Exercise description:
Go through the records and extract every line with the word "Kinderbuch".

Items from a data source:
============
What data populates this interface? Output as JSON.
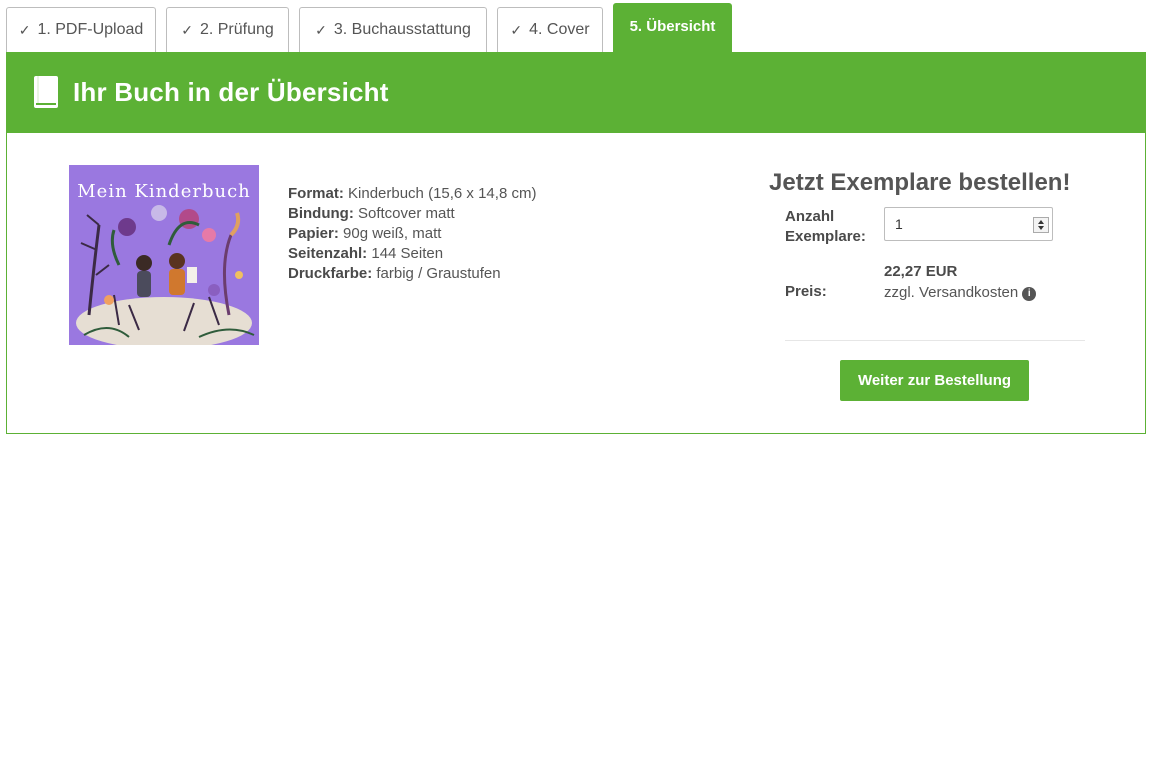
{
  "tabs": [
    {
      "label": "1. PDF-Upload",
      "done": true
    },
    {
      "label": "2. Prüfung",
      "done": true
    },
    {
      "label": "3. Buchausstattung",
      "done": true
    },
    {
      "label": "4. Cover",
      "done": true
    },
    {
      "label": "5. Übersicht",
      "active": true
    }
  ],
  "header": {
    "title": "Ihr Buch in der Übersicht",
    "icon": "book-icon"
  },
  "cover": {
    "title": "Mein Kinderbuch"
  },
  "specs": [
    {
      "label": "Format:",
      "value": "Kinderbuch (15,6 x 14,8 cm)"
    },
    {
      "label": "Bindung:",
      "value": "Softcover matt"
    },
    {
      "label": "Papier:",
      "value": "90g weiß, matt"
    },
    {
      "label": "Seitenzahl:",
      "value": "144 Seiten"
    },
    {
      "label": "Druckfarbe:",
      "value": "farbig / Graustufen"
    }
  ],
  "order": {
    "title": "Jetzt Exemplare bestellen!",
    "quantity_label": "Anzahl Exemplare:",
    "quantity_value": "1",
    "price_label": "Preis:",
    "price": "22,27 EUR",
    "price_note": "zzgl. Versandkosten",
    "button": "Weiter zur Bestellung"
  },
  "colors": {
    "accent": "#5cb135",
    "cover_bg": "#9a78e0"
  }
}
============
Task solution:
    "title": "Mein Kinderbuch"
      "value": "Kinderbuch (15,6 x 14,8 cm)"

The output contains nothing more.